What you are asked to do: Return all lines in the material below that contain "månaderna".

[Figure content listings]

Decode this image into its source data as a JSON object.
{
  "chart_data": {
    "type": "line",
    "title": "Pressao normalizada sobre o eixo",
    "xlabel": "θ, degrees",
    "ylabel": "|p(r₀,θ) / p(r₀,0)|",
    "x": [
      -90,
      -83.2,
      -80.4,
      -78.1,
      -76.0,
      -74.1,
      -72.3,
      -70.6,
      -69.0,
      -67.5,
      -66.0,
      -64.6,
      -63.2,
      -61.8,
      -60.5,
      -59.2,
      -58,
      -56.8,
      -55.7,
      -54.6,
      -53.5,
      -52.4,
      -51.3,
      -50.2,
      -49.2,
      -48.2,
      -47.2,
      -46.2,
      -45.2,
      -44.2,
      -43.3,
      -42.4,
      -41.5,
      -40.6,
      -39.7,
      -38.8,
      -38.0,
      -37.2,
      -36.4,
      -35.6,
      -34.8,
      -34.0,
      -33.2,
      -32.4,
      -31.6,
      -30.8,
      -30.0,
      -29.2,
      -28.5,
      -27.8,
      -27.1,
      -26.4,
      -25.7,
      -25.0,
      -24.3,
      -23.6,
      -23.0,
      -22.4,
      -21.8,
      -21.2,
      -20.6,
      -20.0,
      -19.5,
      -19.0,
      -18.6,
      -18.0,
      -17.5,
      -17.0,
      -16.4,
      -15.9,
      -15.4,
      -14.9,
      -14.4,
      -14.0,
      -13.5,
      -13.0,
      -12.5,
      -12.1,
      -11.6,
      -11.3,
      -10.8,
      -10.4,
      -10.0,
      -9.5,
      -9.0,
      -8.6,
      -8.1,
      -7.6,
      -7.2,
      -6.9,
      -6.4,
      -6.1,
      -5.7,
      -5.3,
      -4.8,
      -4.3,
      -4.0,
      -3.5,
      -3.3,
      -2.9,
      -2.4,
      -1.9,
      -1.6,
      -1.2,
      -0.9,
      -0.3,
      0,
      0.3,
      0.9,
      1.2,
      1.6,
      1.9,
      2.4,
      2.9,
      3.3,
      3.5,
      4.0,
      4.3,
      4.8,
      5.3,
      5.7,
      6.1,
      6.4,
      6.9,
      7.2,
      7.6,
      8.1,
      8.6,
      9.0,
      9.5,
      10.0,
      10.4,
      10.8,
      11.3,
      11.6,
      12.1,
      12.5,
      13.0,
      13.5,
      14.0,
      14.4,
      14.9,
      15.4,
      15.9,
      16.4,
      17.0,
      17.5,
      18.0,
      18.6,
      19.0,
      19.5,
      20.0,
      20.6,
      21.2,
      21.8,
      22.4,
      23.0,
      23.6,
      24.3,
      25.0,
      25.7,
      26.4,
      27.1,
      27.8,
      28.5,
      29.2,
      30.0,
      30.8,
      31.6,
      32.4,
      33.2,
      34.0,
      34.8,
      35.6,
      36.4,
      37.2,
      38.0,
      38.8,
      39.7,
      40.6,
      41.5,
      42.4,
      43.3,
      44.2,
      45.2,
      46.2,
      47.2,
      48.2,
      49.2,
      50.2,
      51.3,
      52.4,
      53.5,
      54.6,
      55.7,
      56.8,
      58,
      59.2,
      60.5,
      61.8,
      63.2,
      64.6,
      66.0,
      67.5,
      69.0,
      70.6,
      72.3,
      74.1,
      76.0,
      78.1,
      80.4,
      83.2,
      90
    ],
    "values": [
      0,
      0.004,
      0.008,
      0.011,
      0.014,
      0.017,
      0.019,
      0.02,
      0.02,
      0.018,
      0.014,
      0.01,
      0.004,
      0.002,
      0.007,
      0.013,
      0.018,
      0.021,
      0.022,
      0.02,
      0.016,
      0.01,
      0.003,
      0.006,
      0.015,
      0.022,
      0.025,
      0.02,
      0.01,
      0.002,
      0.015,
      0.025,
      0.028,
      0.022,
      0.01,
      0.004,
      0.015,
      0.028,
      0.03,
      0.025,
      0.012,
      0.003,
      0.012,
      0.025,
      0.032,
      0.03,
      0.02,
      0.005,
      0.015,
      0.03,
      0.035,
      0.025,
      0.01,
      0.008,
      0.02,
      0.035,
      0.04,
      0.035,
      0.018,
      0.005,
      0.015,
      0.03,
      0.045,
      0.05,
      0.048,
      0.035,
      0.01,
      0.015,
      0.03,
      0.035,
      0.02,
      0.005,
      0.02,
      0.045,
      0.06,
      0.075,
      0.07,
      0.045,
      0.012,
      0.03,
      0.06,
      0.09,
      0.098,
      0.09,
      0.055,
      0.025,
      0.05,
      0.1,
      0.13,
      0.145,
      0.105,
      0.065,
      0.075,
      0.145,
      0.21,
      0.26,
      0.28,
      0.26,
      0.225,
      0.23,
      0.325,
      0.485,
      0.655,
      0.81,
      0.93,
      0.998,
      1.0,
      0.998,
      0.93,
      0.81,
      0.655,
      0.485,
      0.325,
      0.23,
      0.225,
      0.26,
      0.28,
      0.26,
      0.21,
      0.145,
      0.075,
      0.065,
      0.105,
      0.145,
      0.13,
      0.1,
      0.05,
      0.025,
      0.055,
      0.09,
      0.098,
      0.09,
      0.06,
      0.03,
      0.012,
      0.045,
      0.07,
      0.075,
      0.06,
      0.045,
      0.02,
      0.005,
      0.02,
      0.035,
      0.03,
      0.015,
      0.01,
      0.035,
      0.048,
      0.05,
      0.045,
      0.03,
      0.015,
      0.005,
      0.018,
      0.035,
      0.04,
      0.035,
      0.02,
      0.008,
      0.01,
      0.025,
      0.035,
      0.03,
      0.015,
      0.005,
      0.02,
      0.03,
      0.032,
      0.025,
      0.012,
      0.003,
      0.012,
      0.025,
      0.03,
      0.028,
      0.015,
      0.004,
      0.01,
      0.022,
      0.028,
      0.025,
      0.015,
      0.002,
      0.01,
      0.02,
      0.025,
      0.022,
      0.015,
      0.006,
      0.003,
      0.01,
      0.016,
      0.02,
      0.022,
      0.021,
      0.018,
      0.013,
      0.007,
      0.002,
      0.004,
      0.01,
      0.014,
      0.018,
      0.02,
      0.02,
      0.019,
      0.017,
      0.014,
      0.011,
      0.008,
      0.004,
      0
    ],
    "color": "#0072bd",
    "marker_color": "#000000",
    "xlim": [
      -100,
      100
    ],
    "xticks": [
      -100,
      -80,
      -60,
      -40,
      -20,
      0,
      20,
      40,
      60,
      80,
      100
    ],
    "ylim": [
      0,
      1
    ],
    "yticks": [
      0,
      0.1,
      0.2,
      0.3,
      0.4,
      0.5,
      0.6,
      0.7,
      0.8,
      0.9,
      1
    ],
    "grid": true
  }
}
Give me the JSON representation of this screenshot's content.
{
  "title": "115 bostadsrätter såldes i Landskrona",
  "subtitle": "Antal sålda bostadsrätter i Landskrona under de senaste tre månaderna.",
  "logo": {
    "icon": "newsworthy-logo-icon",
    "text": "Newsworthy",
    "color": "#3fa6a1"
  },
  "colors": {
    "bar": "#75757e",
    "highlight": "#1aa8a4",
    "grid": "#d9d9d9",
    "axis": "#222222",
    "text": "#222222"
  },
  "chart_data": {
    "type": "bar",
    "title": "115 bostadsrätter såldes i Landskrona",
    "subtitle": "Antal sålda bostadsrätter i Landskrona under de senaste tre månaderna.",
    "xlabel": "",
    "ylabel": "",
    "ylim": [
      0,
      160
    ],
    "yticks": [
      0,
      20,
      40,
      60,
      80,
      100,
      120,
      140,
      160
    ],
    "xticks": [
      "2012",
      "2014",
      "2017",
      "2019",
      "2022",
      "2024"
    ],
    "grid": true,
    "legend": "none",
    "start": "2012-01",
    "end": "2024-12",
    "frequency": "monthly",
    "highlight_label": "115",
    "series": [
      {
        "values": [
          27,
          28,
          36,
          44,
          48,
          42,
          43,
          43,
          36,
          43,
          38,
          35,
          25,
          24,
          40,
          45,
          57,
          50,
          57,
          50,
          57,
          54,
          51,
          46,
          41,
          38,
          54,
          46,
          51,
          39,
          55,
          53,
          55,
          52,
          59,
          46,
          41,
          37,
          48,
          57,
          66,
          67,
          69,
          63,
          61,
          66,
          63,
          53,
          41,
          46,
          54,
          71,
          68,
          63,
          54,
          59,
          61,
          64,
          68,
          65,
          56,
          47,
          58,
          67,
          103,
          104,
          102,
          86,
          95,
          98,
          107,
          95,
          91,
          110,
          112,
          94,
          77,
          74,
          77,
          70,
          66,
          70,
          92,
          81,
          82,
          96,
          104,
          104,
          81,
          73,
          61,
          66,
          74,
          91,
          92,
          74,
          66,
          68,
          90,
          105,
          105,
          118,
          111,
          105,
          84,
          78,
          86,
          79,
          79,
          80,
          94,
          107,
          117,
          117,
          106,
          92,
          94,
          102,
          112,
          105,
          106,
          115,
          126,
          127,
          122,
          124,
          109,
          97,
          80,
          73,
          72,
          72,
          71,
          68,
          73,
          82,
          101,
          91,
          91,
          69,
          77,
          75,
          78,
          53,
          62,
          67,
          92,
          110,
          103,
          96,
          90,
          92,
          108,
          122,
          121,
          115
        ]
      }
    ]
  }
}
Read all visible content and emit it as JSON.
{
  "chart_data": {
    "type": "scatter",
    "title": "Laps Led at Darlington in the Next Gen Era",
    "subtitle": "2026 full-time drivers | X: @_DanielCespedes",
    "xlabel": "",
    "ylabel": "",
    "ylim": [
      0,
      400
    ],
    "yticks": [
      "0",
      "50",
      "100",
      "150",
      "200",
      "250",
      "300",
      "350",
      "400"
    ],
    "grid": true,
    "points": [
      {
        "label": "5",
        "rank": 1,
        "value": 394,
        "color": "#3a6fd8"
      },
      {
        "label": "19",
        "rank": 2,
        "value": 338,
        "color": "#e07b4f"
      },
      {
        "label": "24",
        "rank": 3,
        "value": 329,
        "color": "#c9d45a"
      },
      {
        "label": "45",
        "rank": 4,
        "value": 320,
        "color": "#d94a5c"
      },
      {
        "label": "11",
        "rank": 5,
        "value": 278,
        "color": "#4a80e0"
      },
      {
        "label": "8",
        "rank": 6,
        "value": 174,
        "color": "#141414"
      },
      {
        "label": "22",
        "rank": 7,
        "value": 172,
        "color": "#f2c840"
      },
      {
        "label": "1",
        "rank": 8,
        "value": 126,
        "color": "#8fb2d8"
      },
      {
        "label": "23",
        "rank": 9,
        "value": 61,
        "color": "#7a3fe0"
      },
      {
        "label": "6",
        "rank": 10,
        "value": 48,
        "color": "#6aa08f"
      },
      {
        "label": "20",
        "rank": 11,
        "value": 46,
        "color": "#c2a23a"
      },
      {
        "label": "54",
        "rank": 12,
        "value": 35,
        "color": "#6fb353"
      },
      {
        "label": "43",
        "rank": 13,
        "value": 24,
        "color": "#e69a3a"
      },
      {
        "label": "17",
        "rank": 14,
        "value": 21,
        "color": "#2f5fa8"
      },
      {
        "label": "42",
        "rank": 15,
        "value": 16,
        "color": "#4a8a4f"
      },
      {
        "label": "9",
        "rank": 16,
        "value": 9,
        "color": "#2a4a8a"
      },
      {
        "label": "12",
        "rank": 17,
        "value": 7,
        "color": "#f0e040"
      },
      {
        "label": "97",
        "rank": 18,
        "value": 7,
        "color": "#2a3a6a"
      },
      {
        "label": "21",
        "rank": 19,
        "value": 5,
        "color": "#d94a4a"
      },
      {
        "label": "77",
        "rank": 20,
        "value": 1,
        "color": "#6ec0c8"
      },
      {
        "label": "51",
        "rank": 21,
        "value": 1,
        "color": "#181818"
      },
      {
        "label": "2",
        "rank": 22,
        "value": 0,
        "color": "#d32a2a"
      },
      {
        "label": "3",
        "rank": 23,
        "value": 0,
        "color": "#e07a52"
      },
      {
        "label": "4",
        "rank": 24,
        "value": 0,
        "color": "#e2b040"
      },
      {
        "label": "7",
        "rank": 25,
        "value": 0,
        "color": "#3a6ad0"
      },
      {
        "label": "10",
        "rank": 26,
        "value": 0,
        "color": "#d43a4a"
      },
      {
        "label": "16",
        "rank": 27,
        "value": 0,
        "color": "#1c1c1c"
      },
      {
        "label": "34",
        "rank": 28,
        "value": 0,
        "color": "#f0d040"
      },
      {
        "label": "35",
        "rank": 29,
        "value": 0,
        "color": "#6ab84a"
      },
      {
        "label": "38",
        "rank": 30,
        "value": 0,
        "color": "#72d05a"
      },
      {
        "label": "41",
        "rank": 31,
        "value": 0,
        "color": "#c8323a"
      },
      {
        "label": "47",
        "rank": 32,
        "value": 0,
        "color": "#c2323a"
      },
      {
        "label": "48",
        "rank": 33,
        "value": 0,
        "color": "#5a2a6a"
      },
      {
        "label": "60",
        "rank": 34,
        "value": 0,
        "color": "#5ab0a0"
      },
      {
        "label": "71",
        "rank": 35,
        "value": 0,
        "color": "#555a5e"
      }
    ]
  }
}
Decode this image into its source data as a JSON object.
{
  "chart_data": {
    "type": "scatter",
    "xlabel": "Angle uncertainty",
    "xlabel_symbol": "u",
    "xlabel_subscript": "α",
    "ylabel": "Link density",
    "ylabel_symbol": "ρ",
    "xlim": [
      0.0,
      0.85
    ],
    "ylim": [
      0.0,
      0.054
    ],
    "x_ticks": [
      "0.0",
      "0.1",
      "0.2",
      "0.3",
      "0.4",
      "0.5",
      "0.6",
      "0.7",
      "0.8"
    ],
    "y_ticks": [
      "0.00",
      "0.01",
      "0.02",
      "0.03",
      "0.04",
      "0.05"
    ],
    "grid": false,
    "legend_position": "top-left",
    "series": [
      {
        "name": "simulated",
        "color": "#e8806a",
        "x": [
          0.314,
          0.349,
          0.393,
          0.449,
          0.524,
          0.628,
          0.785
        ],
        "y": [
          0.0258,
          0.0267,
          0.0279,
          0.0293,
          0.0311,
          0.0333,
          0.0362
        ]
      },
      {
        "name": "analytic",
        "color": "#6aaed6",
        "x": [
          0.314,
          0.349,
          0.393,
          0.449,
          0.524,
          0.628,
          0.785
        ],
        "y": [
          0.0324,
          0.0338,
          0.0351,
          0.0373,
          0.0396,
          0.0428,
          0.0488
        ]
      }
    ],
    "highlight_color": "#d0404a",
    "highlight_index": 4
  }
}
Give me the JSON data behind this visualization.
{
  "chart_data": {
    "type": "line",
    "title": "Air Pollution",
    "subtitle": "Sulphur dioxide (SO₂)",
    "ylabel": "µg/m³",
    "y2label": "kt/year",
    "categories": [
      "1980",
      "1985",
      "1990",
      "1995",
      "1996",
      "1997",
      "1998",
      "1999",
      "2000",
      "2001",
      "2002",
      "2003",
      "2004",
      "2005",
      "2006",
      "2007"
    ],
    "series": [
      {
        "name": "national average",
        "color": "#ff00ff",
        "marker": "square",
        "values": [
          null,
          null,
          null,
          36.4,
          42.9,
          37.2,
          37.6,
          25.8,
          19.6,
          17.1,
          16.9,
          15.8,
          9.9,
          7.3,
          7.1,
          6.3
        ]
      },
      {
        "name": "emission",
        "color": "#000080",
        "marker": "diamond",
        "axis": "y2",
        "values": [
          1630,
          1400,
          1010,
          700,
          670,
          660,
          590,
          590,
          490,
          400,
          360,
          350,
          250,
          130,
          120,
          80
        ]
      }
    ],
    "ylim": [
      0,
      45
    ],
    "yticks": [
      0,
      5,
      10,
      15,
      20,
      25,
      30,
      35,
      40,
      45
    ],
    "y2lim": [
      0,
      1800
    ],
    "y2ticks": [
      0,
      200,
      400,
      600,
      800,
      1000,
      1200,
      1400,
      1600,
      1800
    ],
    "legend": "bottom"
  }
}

Exercise response:
  "subtitle": "Antal sålda bostadsrätter i Landskrona under de senaste tre månaderna.",
    "subtitle": "Antal sålda bostadsrätter i Landskrona under de senaste tre månaderna.",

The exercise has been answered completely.